Begin RECORDS PROVIDED

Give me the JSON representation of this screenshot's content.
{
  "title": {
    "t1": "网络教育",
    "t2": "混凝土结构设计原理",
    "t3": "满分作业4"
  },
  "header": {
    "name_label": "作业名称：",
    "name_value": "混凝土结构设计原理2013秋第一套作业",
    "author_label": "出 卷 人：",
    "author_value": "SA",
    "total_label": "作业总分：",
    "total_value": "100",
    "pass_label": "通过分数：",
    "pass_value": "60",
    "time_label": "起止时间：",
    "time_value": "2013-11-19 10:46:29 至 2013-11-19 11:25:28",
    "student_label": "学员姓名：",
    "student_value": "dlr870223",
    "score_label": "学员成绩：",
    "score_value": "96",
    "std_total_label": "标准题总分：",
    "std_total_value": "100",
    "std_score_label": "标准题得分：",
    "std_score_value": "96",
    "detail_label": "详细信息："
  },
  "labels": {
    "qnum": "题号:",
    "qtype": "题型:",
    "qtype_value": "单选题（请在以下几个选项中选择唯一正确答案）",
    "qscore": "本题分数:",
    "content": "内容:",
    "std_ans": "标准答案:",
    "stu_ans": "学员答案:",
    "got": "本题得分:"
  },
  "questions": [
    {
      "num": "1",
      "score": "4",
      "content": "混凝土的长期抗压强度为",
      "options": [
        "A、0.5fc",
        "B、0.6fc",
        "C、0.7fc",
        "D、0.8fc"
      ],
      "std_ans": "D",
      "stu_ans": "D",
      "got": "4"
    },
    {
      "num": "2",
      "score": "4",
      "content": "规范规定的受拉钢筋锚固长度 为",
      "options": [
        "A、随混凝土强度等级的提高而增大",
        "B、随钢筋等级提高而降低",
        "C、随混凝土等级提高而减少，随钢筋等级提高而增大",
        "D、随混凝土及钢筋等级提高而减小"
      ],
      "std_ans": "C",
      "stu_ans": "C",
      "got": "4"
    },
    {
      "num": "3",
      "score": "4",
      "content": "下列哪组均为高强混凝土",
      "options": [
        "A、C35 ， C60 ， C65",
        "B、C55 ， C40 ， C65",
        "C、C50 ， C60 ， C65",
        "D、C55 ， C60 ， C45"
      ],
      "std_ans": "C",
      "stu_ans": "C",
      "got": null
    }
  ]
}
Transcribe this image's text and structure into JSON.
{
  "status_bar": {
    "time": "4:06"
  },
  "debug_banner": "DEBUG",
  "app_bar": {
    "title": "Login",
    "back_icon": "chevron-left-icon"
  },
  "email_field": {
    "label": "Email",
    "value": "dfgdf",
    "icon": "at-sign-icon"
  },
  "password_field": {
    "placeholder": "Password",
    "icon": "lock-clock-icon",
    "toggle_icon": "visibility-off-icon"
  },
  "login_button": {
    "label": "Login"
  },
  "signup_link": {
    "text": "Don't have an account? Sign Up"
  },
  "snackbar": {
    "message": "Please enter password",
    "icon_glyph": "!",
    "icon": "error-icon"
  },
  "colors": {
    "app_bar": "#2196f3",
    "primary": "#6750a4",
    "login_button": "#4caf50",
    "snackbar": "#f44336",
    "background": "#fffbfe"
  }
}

End RECORDS PROVIDED

What do the records say? Quote them all exactly.

Give me the JSON representation of this screenshot's content.
{
  "title": {
    "t1": "网络教育",
    "t2": "混凝土结构设计原理",
    "t3": "满分作业4"
  },
  "header": {
    "name_label": "作业名称：",
    "name_value": "混凝土结构设计原理2013秋第一套作业",
    "author_label": "出 卷 人：",
    "author_value": "SA",
    "total_label": "作业总分：",
    "total_value": "100",
    "pass_label": "通过分数：",
    "pass_value": "60",
    "time_label": "起止时间：",
    "time_value": "2013-11-19 10:46:29 至 2013-11-19 11:25:28",
    "student_label": "学员姓名：",
    "student_value": "dlr870223",
    "score_label": "学员成绩：",
    "score_value": "96",
    "std_total_label": "标准题总分：",
    "std_total_value": "100",
    "std_score_label": "标准题得分：",
    "std_score_value": "96",
    "detail_label": "详细信息："
  },
  "labels": {
    "qnum": "题号:",
    "qtype": "题型:",
    "qtype_value": "单选题（请在以下几个选项中选择唯一正确答案）",
    "qscore": "本题分数:",
    "content": "内容:",
    "std_ans": "标准答案:",
    "stu_ans": "学员答案:",
    "got": "本题得分:"
  },
  "questions": [
    {
      "num": "1",
      "score": "4",
      "content": "混凝土的长期抗压强度为",
      "options": [
        "A、0.5fc",
        "B、0.6fc",
        "C、0.7fc",
        "D、0.8fc"
      ],
      "std_ans": "D",
      "stu_ans": "D",
      "got": "4"
    },
    {
      "num": "2",
      "score": "4",
      "content": "规范规定的受拉钢筋锚固长度 为",
      "options": [
        "A、随混凝土强度等级的提高而增大",
        "B、随钢筋等级提高而降低",
        "C、随混凝土等级提高而减少，随钢筋等级提高而增大",
        "D、随混凝土及钢筋等级提高而减小"
      ],
      "std_ans": "C",
      "stu_ans": "C",
      "got": "4"
    },
    {
      "num": "3",
      "score": "4",
      "content": "下列哪组均为高强混凝土",
      "options": [
        "A、C35 ， C60 ， C65",
        "B、C55 ， C40 ， C65",
        "C、C50 ， C60 ， C65",
        "D、C55 ， C60 ， C45"
      ],
      "std_ans": "C",
      "stu_ans": "C",
      "got": null
    }
  ]
}
Transcribe this image's text and structure into JSON.
{
  "status_bar": {
    "time": "4:06"
  },
  "debug_banner": "DEBUG",
  "app_bar": {
    "title": "Login",
    "back_icon": "chevron-left-icon"
  },
  "email_field": {
    "label": "Email",
    "value": "dfgdf",
    "icon": "at-sign-icon"
  },
  "password_field": {
    "placeholder": "Password",
    "icon": "lock-clock-icon",
    "toggle_icon": "visibility-off-icon"
  },
  "login_button": {
    "label": "Login"
  },
  "signup_link": {
    "text": "Don't have an account? Sign Up"
  },
  "snackbar": {
    "message": "Please enter password",
    "icon_glyph": "!",
    "icon": "error-icon"
  },
  "colors": {
    "app_bar": "#2196f3",
    "primary": "#6750a4",
    "login_button": "#4caf50",
    "snackbar": "#f44336",
    "background": "#fffbfe"
  }
}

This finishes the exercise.